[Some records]
╔══

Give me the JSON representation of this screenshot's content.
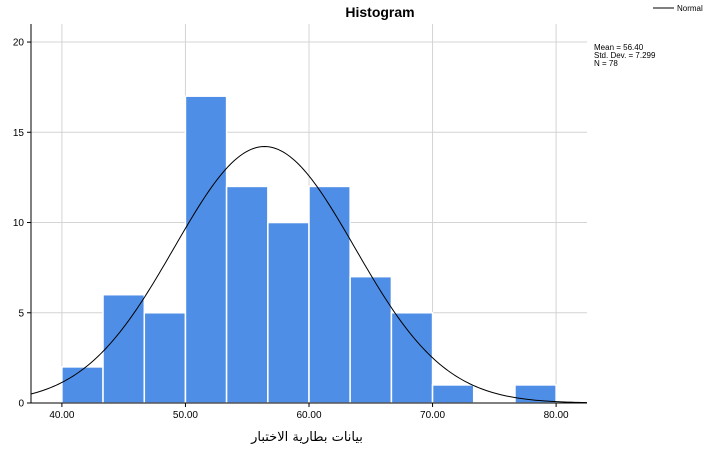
{
  "chart_data": {
    "type": "histogram",
    "title": "Histogram",
    "xlabel": "بيانات بطارية الاختبار",
    "ylabel": "",
    "xlim": [
      37.5,
      82.5
    ],
    "ylim": [
      0,
      21
    ],
    "x_ticks": [
      "40.00",
      "50.00",
      "60.00",
      "70.00",
      "80.00"
    ],
    "y_ticks": [
      "0",
      "5",
      "10",
      "15",
      "20"
    ],
    "bin_width": 3.333,
    "bins": [
      {
        "from": 40.0,
        "to": 43.33,
        "count": 2
      },
      {
        "from": 43.33,
        "to": 46.67,
        "count": 6
      },
      {
        "from": 46.67,
        "to": 50.0,
        "count": 5
      },
      {
        "from": 50.0,
        "to": 53.33,
        "count": 17
      },
      {
        "from": 53.33,
        "to": 56.67,
        "count": 12
      },
      {
        "from": 56.67,
        "to": 60.0,
        "count": 10
      },
      {
        "from": 60.0,
        "to": 63.33,
        "count": 12
      },
      {
        "from": 63.33,
        "to": 66.67,
        "count": 7
      },
      {
        "from": 66.67,
        "to": 70.0,
        "count": 5
      },
      {
        "from": 70.0,
        "to": 73.33,
        "count": 1
      },
      {
        "from": 73.33,
        "to": 76.67,
        "count": 0
      },
      {
        "from": 76.67,
        "to": 80.0,
        "count": 1
      }
    ],
    "normal_curve": {
      "legend": "Normal",
      "mean": 56.4,
      "sd": 7.299,
      "n": 78
    },
    "stats": [
      "Mean = 56.40",
      "Std. Dev. = 7.299",
      "N = 78"
    ],
    "grid": true,
    "legend_position": "top-right",
    "colors": {
      "bar": "#4f8ee6",
      "bar_edge": "#ffffff",
      "grid": "#d4d4d4",
      "curve": "#000000",
      "axis": "#000000"
    }
  }
}
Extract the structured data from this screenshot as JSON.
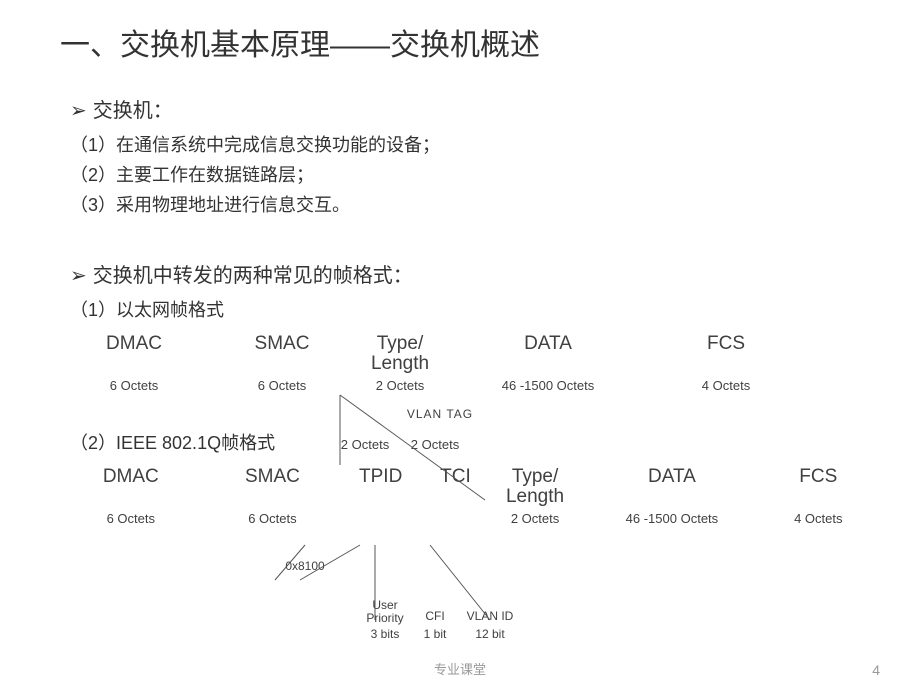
{
  "title": "一、交换机基本原理——交换机概述",
  "bullet1": "交换机：",
  "bullet2": "交换机中转发的两种常见的帧格式：",
  "subs": {
    "s1": "（1）在通信系统中完成信息交换功能的设备；",
    "s2": "（2）主要工作在数据链路层；",
    "s3": "（3）采用物理地址进行信息交互。",
    "s4": "（1）以太网帧格式",
    "s5": "（2）IEEE 802.1Q帧格式"
  },
  "eth": {
    "fields": [
      "DMAC",
      "SMAC",
      "Type/\nLength",
      "DATA",
      "FCS"
    ],
    "sizes": [
      "6 Octets",
      "6 Octets",
      "2 Octets",
      "46 -1500 Octets",
      "4 Octets"
    ],
    "widths": [
      140,
      140,
      80,
      200,
      140
    ]
  },
  "dot1q": {
    "fields": [
      "DMAC",
      "SMAC",
      "TPID",
      "TCI",
      "Type/\nLength",
      "DATA",
      "FCS"
    ],
    "sizes": [
      "6 Octets",
      "6 Octets",
      "",
      "",
      "2 Octets",
      "46 -1500 Octets",
      "4 Octets"
    ],
    "widths": [
      140,
      140,
      70,
      70,
      80,
      190,
      100
    ],
    "tag_sizes": [
      "2 Octets",
      "2 Octets"
    ]
  },
  "anno": {
    "vlan_tag": "VLAN   TAG",
    "tpid_val": "0x8100",
    "tci_fields": [
      "User\nPriority",
      "CFI",
      "VLAN ID"
    ],
    "tci_bits": [
      "3 bits",
      "1 bit",
      "12 bit"
    ]
  },
  "footer": "专业课堂",
  "page": "4",
  "colors": {
    "text": "#404040",
    "line": "#555555",
    "bg": "#ffffff",
    "footer": "#999999"
  }
}
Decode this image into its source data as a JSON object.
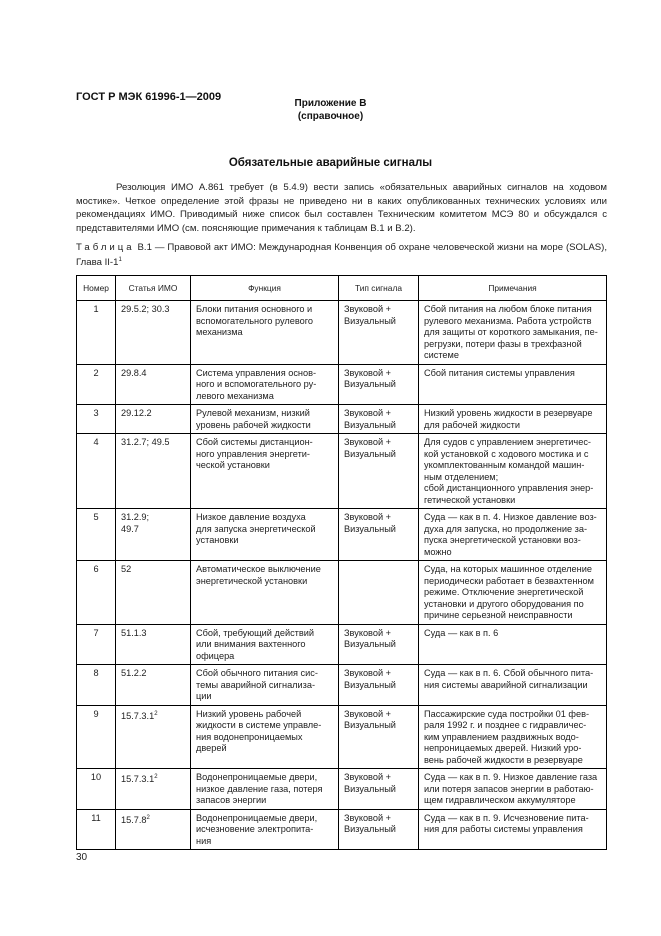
{
  "header": "ГОСТ Р МЭК 61996-1—2009",
  "annex": {
    "title": "Приложение В",
    "subtitle": "(справочное)"
  },
  "title": "Обязательные аварийные сигналы",
  "paragraph": "Резолюция ИМО А.861 требует (в 5.4.9) вести запись «обязательных аварийных сигналов на ходовом мостике». Четкое определение этой фразы не приведено ни в каких опубликованных технических условиях или рекомендациях ИМО. Приводимый ниже список был составлен Техническим комитетом МСЭ 80 и обсуждался с представителями ИМО (см. поясняющие примечания к таблицам В.1 и В.2).",
  "caption": {
    "label": "Таблица",
    "text": " В.1 — Правовой акт ИМО: Международная Конвенция об охране человеческой жизни на море (SOLAS), Глава II-1",
    "sup": "1"
  },
  "table": {
    "columns": [
      "Номер",
      "Статья ИМО",
      "Функция",
      "Тип сигнала",
      "Примечания"
    ],
    "rows": [
      {
        "n": "1",
        "art": "29.5.2; 30.3",
        "sup": "",
        "func": "Блоки питания основного и\nвспомогательного рулевого\nмеханизма",
        "type": "Звуковой +\nВизуальный",
        "note": "Сбой питания на любом блоке питания\nрулевого механизма. Работа устройств\nдля защиты от короткого замыкания, пе-\nрегрузки, потери фазы в трехфазной\nсистеме",
        "h": 62
      },
      {
        "n": "2",
        "art": "29.8.4",
        "sup": "",
        "func": "Система управления основ-\nного и вспомогательного ру-\nлевого механизма",
        "type": "Звуковой +\nВизуальный",
        "note": "Сбой питания системы управления",
        "h": 38
      },
      {
        "n": "3",
        "art": "29.12.2",
        "sup": "",
        "func": "Рулевой механизм, низкий\nуровень рабочей жидкости",
        "type": "Звуковой +\nВизуальный",
        "note": "Низкий уровень жидкости в резервуаре\nдля рабочей жидкости",
        "h": 28
      },
      {
        "n": "4",
        "art": "31.2.7; 49.5",
        "sup": "",
        "func": "Сбой системы дистанцион-\nного управления энергети-\nческой установки",
        "type": "Звуковой +\nВизуальный",
        "note": "Для судов с управлением энергетичес-\nкой установкой с ходового мостика и с\nукомплектованным командой машин-\nным отделением;\nсбой дистанционного управления энер-\nгетической установки",
        "h": 72
      },
      {
        "n": "5",
        "art": "31.2.9;\n49.7",
        "sup": "",
        "func": "Низкое давление воздуха\nдля запуска энергетической\nустановки",
        "type": "Звуковой +\nВизуальный",
        "note": "Суда — как в п. 4. Низкое давление воз-\nдуха для запуска, но продолжение за-\nпуска энергетической установки воз-\nможно",
        "h": 52
      },
      {
        "n": "6",
        "art": "52",
        "sup": "",
        "func": "Автоматическое выключение\nэнергетической установки",
        "type": "",
        "note": "Суда, на которых машинное отделение\nпериодически работает в безвахтенном\nрежиме. Отключение энергетической\nустановки и другого оборудования по\nпричине серьезной неисправности",
        "h": 60
      },
      {
        "n": "7",
        "art": "51.1.3",
        "sup": "",
        "func": "Сбой, требующий действий\nили внимания вахтенного\nофицера",
        "type": "Звуковой +\nВизуальный",
        "note": "Суда — как в п. 6",
        "h": 40
      },
      {
        "n": "8",
        "art": "51.2.2",
        "sup": "",
        "func": "Сбой обычного питания сис-\nтемы аварийной сигнализа-\nции",
        "type": "Звуковой +\nВизуальный",
        "note": "Суда — как в п. 6. Сбой обычного пита-\nния системы аварийной сигнализации",
        "h": 40
      },
      {
        "n": "9",
        "art": "15.7.3.1",
        "sup": "2",
        "func": "Низкий уровень рабочей\nжидкости в системе управле-\nния водонепроницаемых\nдверей",
        "type": "Звуковой +\nВизуальный",
        "note": "Пассажирские суда постройки 01 фев-\nраля 1992 г. и позднее с гидравличес-\nким управлением раздвижных водо-\nнепроницаемых дверей. Низкий уро-\nвень рабочей жидкости в резервуаре",
        "h": 62
      },
      {
        "n": "10",
        "art": "15.7.3.1",
        "sup": "2",
        "func": "Водонепроницаемые двери,\nнизкое давление газа, потеря\nзапасов энергии",
        "type": "Звуковой +\nВизуальный",
        "note": "Суда — как в п. 9. Низкое давление газа\nили потеря запасов энергии в работаю-\nщем гидравлическом аккумуляторе",
        "h": 40
      },
      {
        "n": "11",
        "art": "15.7.8",
        "sup": "2",
        "func": "Водонепроницаемые двери,\nисчезновение электропита-\nния",
        "type": "Звуковой +\nВизуальный",
        "note": "Суда — как в п. 9. Исчезновение пита-\nния для работы системы управления",
        "h": 40
      }
    ]
  },
  "page_number": "30"
}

╚══

**Problem to solve**
Write only the number of lines in the data above that include "nния".

**Solution to this task**
4